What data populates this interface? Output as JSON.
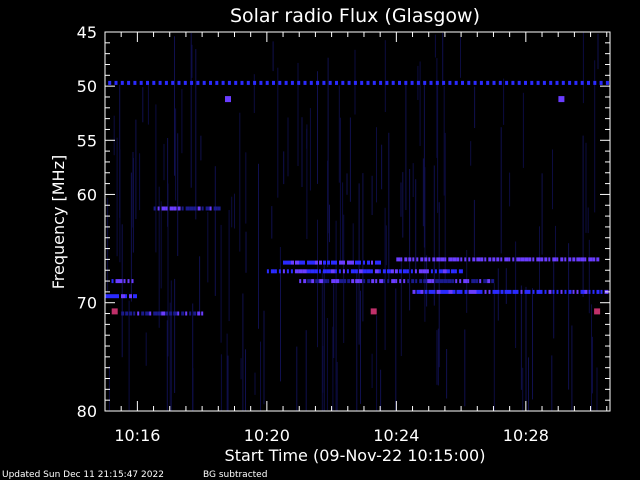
{
  "colors": {
    "background": "#000000",
    "axes": "#ffffff",
    "signal_low": "#1a1a8c",
    "signal_mid": "#2a2aff",
    "signal_high": "#6a3cff",
    "burst": "#c0306a"
  },
  "chart_data": {
    "type": "heatmap",
    "title": "Solar radio Flux (Glasgow)",
    "xlabel": "Start Time (09-Nov-22 10:15:00)",
    "ylabel": "Frequency [MHz]",
    "x_unit": "minutes after 10:15",
    "xlim": [
      0,
      15.6
    ],
    "ylim": [
      45,
      80
    ],
    "y_reversed": true,
    "x_ticks": [
      {
        "value": 1,
        "label": "10:16"
      },
      {
        "value": 5,
        "label": "10:20"
      },
      {
        "value": 9,
        "label": "10:24"
      },
      {
        "value": 13,
        "label": "10:28"
      }
    ],
    "y_ticks": [
      {
        "value": 45,
        "label": "45"
      },
      {
        "value": 50,
        "label": "50"
      },
      {
        "value": 55,
        "label": "55"
      },
      {
        "value": 60,
        "label": "60"
      },
      {
        "value": 70,
        "label": "70"
      },
      {
        "value": 80,
        "label": "80"
      }
    ],
    "features": [
      {
        "kind": "dotted-line",
        "freq": 49.7,
        "t_start": 0.1,
        "t_end": 15.5,
        "intensity": "mid"
      },
      {
        "kind": "band",
        "freq": 66.3,
        "t_start": 5.5,
        "t_end": 8.5,
        "intensity": "mid"
      },
      {
        "kind": "band",
        "freq": 66.0,
        "t_start": 9.0,
        "t_end": 15.3,
        "intensity": "high"
      },
      {
        "kind": "band",
        "freq": 67.1,
        "t_start": 5.0,
        "t_end": 11.0,
        "intensity": "mid"
      },
      {
        "kind": "band",
        "freq": 68.0,
        "t_start": 6.0,
        "t_end": 12.0,
        "intensity": "low"
      },
      {
        "kind": "band",
        "freq": 69.0,
        "t_start": 9.5,
        "t_end": 15.5,
        "intensity": "mid"
      },
      {
        "kind": "band",
        "freq": 68.0,
        "t_start": 0.2,
        "t_end": 0.9,
        "intensity": "mid"
      },
      {
        "kind": "band",
        "freq": 69.4,
        "t_start": 0.0,
        "t_end": 0.9,
        "intensity": "mid"
      },
      {
        "kind": "band",
        "freq": 61.3,
        "t_start": 1.5,
        "t_end": 3.5,
        "intensity": "low"
      },
      {
        "kind": "band",
        "freq": 71.0,
        "t_start": 0.5,
        "t_end": 3.0,
        "intensity": "low"
      },
      {
        "kind": "spot",
        "freq": 51.2,
        "t": 3.8,
        "intensity": "high"
      },
      {
        "kind": "spot",
        "freq": 51.2,
        "t": 14.1,
        "intensity": "high"
      },
      {
        "kind": "spot",
        "freq": 70.8,
        "t": 0.3,
        "intensity": "burst"
      },
      {
        "kind": "spot",
        "freq": 70.8,
        "t": 8.3,
        "intensity": "burst"
      },
      {
        "kind": "spot",
        "freq": 70.8,
        "t": 15.2,
        "intensity": "burst"
      }
    ]
  },
  "footer": {
    "updated": "Updated Sun Dec 11 21:15:47 2022",
    "note": "BG subtracted"
  }
}
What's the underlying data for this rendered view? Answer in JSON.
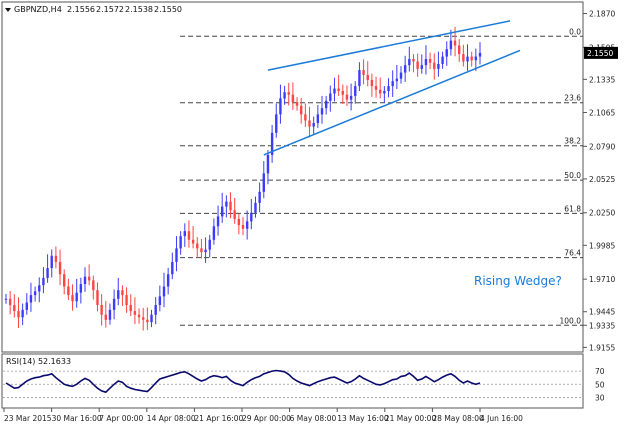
{
  "chart_data": {
    "type": "candlestick",
    "header": {
      "symbol": "GBPNZD,H4",
      "open": "2.1556",
      "high": "2.1572",
      "low": "2.1538",
      "close": "2.1550"
    },
    "price_axis": {
      "range": [
        1.915,
        2.185
      ],
      "ticks": [
        "2.1870",
        "2.1595",
        "2.1335",
        "2.1065",
        "2.0790",
        "2.0525",
        "2.0250",
        "1.9985",
        "1.9710",
        "1.9445",
        "1.9335",
        "1.9155"
      ],
      "current_price": "2.1550"
    },
    "time_axis": {
      "labels": [
        "23 Mar 2015",
        "30 Mar 16:00",
        "7 Apr 00:00",
        "14 Apr 08:00",
        "21 Apr 16:00",
        "29 Apr 00:00",
        "6 May 08:00",
        "13 May 16:00",
        "21 May 00:00",
        "28 May 08:00",
        "4 Jun 16:00"
      ]
    },
    "fib_levels": [
      {
        "label": "0.0",
        "price": 2.1685
      },
      {
        "label": "23.6",
        "price": 2.1145
      },
      {
        "label": "38.2",
        "price": 2.0795
      },
      {
        "label": "50.0",
        "price": 2.0515
      },
      {
        "label": "61.8",
        "price": 2.0245
      },
      {
        "label": "76.4",
        "price": 1.9885
      },
      {
        "label": "100.0",
        "price": 1.9335
      }
    ],
    "series": [
      {
        "values": [
          1.955,
          1.95,
          1.945,
          1.94,
          1.946,
          1.952,
          1.958,
          1.961,
          1.966,
          1.972,
          1.98,
          1.99,
          1.985,
          1.975,
          1.965,
          1.958,
          1.953,
          1.96,
          1.967,
          1.973,
          1.97,
          1.962,
          1.95,
          1.942,
          1.938,
          1.946,
          1.955,
          1.962,
          1.958,
          1.95,
          1.945,
          1.942,
          1.94,
          1.938,
          1.936,
          1.942,
          1.95,
          1.957,
          1.965,
          1.975,
          1.985,
          1.996,
          2.006,
          2.01,
          2.003,
          2.0,
          1.996,
          1.993,
          1.995,
          2.003,
          2.014,
          2.022,
          2.03,
          2.034,
          2.027,
          2.02,
          2.015,
          2.012,
          2.018,
          2.025,
          2.033,
          2.042,
          2.057,
          2.072,
          2.09,
          2.105,
          2.118,
          2.123,
          2.121,
          2.115,
          2.112,
          2.105,
          2.1,
          2.095,
          2.098,
          2.105,
          2.11,
          2.116,
          2.122,
          2.126,
          2.124,
          2.121,
          2.117,
          2.12,
          2.128,
          2.141,
          2.137,
          2.133,
          2.128,
          2.125,
          2.122,
          2.124,
          2.128,
          2.132,
          2.134,
          2.139,
          2.145,
          2.15,
          2.148,
          2.142,
          2.145,
          2.15,
          2.147,
          2.142,
          2.146,
          2.152,
          2.158,
          2.165,
          2.161,
          2.154,
          2.148,
          2.152,
          2.149,
          2.152,
          2.155
        ]
      }
    ],
    "annotations": {
      "pattern_label": "Rising Wedge?"
    },
    "indicator": {
      "label": "RSI(14) 52.1633",
      "levels": [
        "70",
        "50",
        "30"
      ],
      "values": [
        52,
        48,
        44,
        45,
        50,
        55,
        58,
        60,
        61,
        63,
        64,
        66,
        60,
        55,
        50,
        48,
        47,
        50,
        55,
        59,
        56,
        50,
        44,
        40,
        38,
        44,
        50,
        55,
        53,
        47,
        44,
        42,
        41,
        40,
        39,
        45,
        52,
        58,
        60,
        62,
        64,
        66,
        68,
        69,
        66,
        62,
        58,
        55,
        57,
        61,
        63,
        62,
        60,
        62,
        56,
        52,
        50,
        48,
        53,
        57,
        60,
        62,
        66,
        68,
        70,
        71,
        70,
        69,
        65,
        59,
        55,
        52,
        50,
        48,
        51,
        54,
        56,
        58,
        60,
        61,
        58,
        55,
        52,
        54,
        58,
        63,
        59,
        56,
        53,
        50,
        49,
        51,
        54,
        57,
        58,
        62,
        63,
        67,
        62,
        56,
        58,
        62,
        58,
        54,
        57,
        61,
        64,
        66,
        62,
        56,
        52,
        55,
        52,
        50,
        52
      ]
    },
    "colors": {
      "bull": "#3b3bff",
      "bear": "#ff4444",
      "trendline": "#1a7bd8",
      "fib": "#444444",
      "price_tag_bg": "#000000",
      "rsi_line": "#0a0a6e",
      "label": "#1a7bd8"
    }
  }
}
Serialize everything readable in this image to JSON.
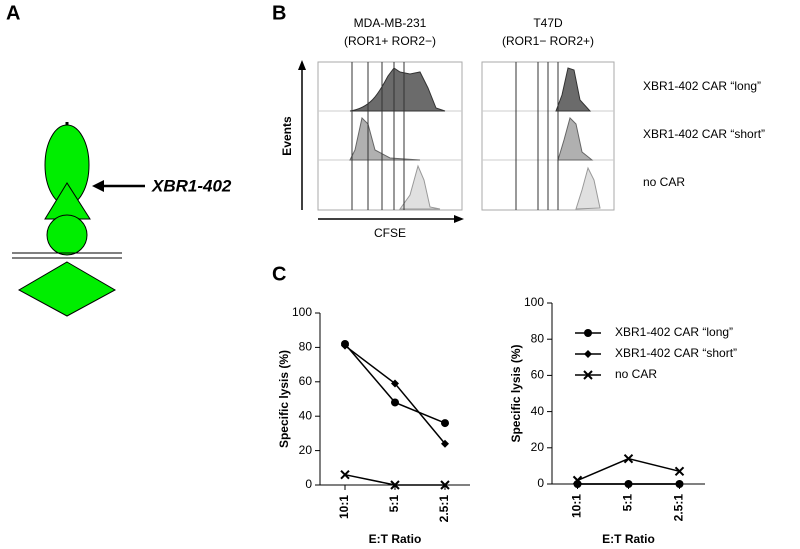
{
  "panel_labels": [
    "A",
    "B",
    "C"
  ],
  "diagram": {
    "label": "XBR1-402"
  },
  "flow": {
    "columns": [
      {
        "name": "MDA-MB-231",
        "subtitle": "(ROR1+ ROR2−)"
      },
      {
        "name": "T47D",
        "subtitle": "(ROR1− ROR2+)"
      }
    ],
    "rows": [
      "XBR1-402 CAR “long”",
      "XBR1-402 CAR “short”",
      "no CAR"
    ],
    "y_label": "Events",
    "x_label": "CFSE"
  },
  "chart_data": [
    {
      "type": "line",
      "categories": [
        "10:1",
        "5:1",
        "2.5:1"
      ],
      "ylabel": "Specific lysis (%)",
      "xlabel": "E:T Ratio",
      "ylim": [
        0,
        100
      ],
      "yticks": [
        0,
        20,
        40,
        60,
        80,
        100
      ],
      "legend": false,
      "series": [
        {
          "color": "#000000",
          "marker": "circle",
          "values": [
            82,
            48,
            36
          ]
        },
        {
          "color": "#000000",
          "marker": "diamond",
          "values": [
            81,
            59,
            24
          ]
        },
        {
          "color": "#000000",
          "marker": "x",
          "values": [
            6,
            0,
            0
          ]
        }
      ]
    },
    {
      "type": "line",
      "categories": [
        "10:1",
        "5:1",
        "2.5:1"
      ],
      "ylabel": "Specific lysis (%)",
      "xlabel": "E:T Ratio",
      "ylim": [
        0,
        100
      ],
      "yticks": [
        0,
        20,
        40,
        60,
        80,
        100
      ],
      "legend": true,
      "series": [
        {
          "name": "XBR1-402 CAR “long”",
          "color": "#000000",
          "marker": "circle",
          "values": [
            0,
            0,
            0
          ]
        },
        {
          "name": "XBR1-402 CAR “short”",
          "color": "#000000",
          "marker": "diamond",
          "values": [
            0,
            0,
            0
          ]
        },
        {
          "name": "no CAR",
          "color": "#000000",
          "marker": "x",
          "values": [
            2,
            14,
            7
          ]
        }
      ]
    }
  ]
}
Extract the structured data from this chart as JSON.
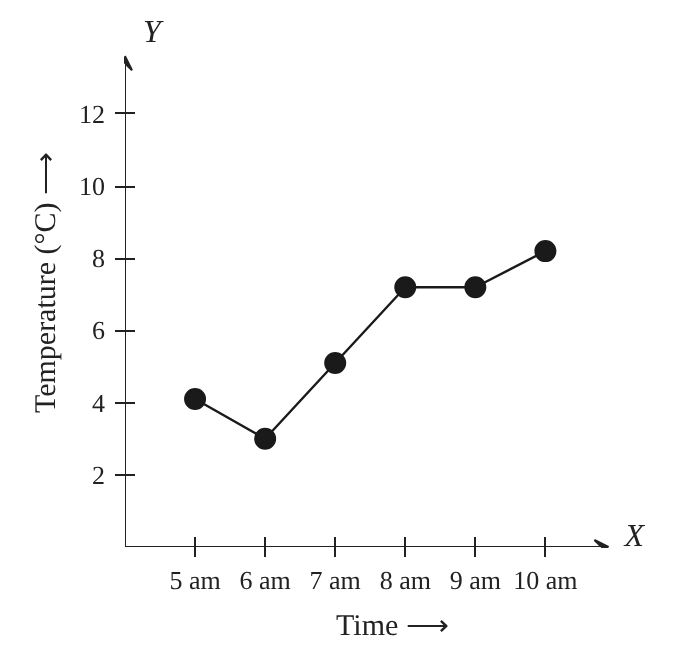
{
  "chart_data": {
    "type": "line",
    "xlabel": "Time ⟶",
    "ylabel": "Temperature (°C) ⟶",
    "annotations": [
      "Y",
      "X"
    ],
    "categories": [
      "5 am",
      "6 am",
      "7 am",
      "8 am",
      "9 am",
      "10 am"
    ],
    "series": [
      {
        "color": "#1a1a1a",
        "values": [
          4.1,
          3,
          5.1,
          7.2,
          7.2,
          8.2
        ]
      }
    ],
    "ylim": [
      0,
      13.6
    ],
    "yticks": [
      2,
      4,
      6,
      8,
      10,
      12
    ],
    "grid": false,
    "marker": "circle",
    "line_style": "solid"
  }
}
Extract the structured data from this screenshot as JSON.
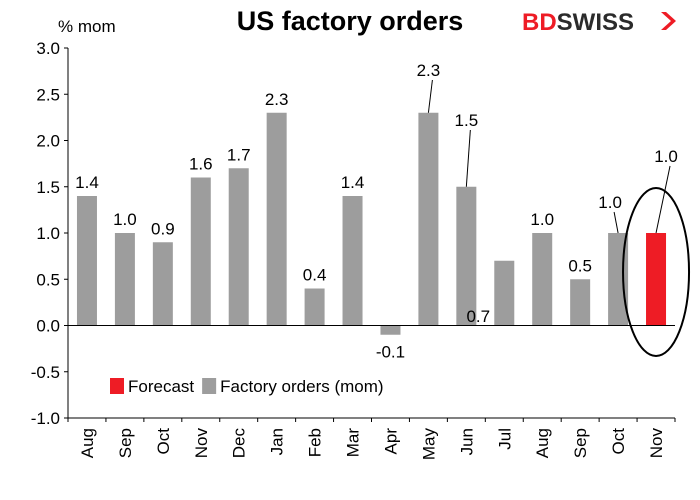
{
  "chart_data": {
    "type": "bar",
    "title": "US factory orders",
    "ylabel": "% mom",
    "ylim": [
      -1.0,
      3.0
    ],
    "yticks": [
      "-1.0",
      "-0.5",
      "0.0",
      "0.5",
      "1.0",
      "1.5",
      "2.0",
      "2.5",
      "3.0"
    ],
    "categories": [
      "Aug",
      "Sep",
      "Oct",
      "Nov",
      "Dec",
      "Jan",
      "Feb",
      "Mar",
      "Apr",
      "May",
      "Jun",
      "Jul",
      "Aug",
      "Sep",
      "Oct",
      "Nov"
    ],
    "values": [
      1.4,
      1.0,
      0.9,
      1.6,
      1.7,
      2.3,
      0.4,
      1.4,
      -0.1,
      2.3,
      1.5,
      0.7,
      1.0,
      0.5,
      1.0,
      1.0
    ],
    "labels": [
      "1.4",
      "1.0",
      "0.9",
      "1.6",
      "1.7",
      "2.3",
      "0.4",
      "1.4",
      "-0.1",
      "2.3",
      "1.5",
      "0.7",
      "1.0",
      "0.5",
      "1.0",
      "1.0"
    ],
    "kinds": [
      "actual",
      "actual",
      "actual",
      "actual",
      "actual",
      "actual",
      "actual",
      "actual",
      "actual",
      "actual",
      "actual",
      "actual",
      "actual",
      "actual",
      "actual",
      "forecast"
    ],
    "series": [
      {
        "name": "Forecast",
        "color": "#ee1c25"
      },
      {
        "name": "Factory orders (mom)",
        "color": "#9d9d9d"
      }
    ],
    "grid": false,
    "legend_position": "bottom-left",
    "highlighted_category": "Nov"
  },
  "logo": {
    "part1": "BD",
    "part2": "SWISS",
    "color1": "#ee1c25",
    "color2": "#2b2b2b"
  }
}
# # #
What the task asks »
All lines from the line containing "Extract the structured data from this screenshot" through the end of the listing above are to be given again exactly; pictures are not part of the copy.

Answer to the task »
Extract the structured data from this screenshot as JSON.
{
  "chart_data": {
    "type": "bar",
    "title": "US factory orders",
    "ylabel": "% mom",
    "ylim": [
      -1.0,
      3.0
    ],
    "yticks": [
      "-1.0",
      "-0.5",
      "0.0",
      "0.5",
      "1.0",
      "1.5",
      "2.0",
      "2.5",
      "3.0"
    ],
    "categories": [
      "Aug",
      "Sep",
      "Oct",
      "Nov",
      "Dec",
      "Jan",
      "Feb",
      "Mar",
      "Apr",
      "May",
      "Jun",
      "Jul",
      "Aug",
      "Sep",
      "Oct",
      "Nov"
    ],
    "values": [
      1.4,
      1.0,
      0.9,
      1.6,
      1.7,
      2.3,
      0.4,
      1.4,
      -0.1,
      2.3,
      1.5,
      0.7,
      1.0,
      0.5,
      1.0,
      1.0
    ],
    "labels": [
      "1.4",
      "1.0",
      "0.9",
      "1.6",
      "1.7",
      "2.3",
      "0.4",
      "1.4",
      "-0.1",
      "2.3",
      "1.5",
      "0.7",
      "1.0",
      "0.5",
      "1.0",
      "1.0"
    ],
    "kinds": [
      "actual",
      "actual",
      "actual",
      "actual",
      "actual",
      "actual",
      "actual",
      "actual",
      "actual",
      "actual",
      "actual",
      "actual",
      "actual",
      "actual",
      "actual",
      "forecast"
    ],
    "series": [
      {
        "name": "Forecast",
        "color": "#ee1c25"
      },
      {
        "name": "Factory orders (mom)",
        "color": "#9d9d9d"
      }
    ],
    "grid": false,
    "legend_position": "bottom-left",
    "highlighted_category": "Nov"
  },
  "logo": {
    "part1": "BD",
    "part2": "SWISS",
    "color1": "#ee1c25",
    "color2": "#2b2b2b"
  }
}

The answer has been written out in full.